### Exercise
Count every line in the entries that follow where the word "并能选择一两个词语写句子" appears, then state only the total.

### Material provided
==*==

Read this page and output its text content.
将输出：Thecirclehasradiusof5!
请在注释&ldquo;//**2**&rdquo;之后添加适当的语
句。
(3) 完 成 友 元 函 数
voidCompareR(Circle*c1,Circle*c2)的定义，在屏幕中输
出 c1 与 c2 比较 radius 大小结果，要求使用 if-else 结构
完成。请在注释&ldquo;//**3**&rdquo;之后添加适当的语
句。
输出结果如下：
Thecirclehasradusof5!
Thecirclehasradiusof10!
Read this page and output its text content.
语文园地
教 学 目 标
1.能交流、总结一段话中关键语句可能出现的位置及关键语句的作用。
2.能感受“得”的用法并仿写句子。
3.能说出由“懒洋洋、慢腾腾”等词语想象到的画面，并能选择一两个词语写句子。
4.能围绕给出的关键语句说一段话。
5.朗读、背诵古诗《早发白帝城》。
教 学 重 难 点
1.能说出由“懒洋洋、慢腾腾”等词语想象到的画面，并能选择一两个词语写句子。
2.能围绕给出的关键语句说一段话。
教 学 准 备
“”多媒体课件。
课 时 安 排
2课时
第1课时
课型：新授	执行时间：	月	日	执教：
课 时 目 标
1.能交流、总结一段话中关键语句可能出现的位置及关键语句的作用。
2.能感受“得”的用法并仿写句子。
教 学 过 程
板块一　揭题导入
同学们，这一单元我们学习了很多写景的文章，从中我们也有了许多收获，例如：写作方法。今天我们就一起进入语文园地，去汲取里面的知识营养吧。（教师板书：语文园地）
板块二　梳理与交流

==*==

### Complete answer
2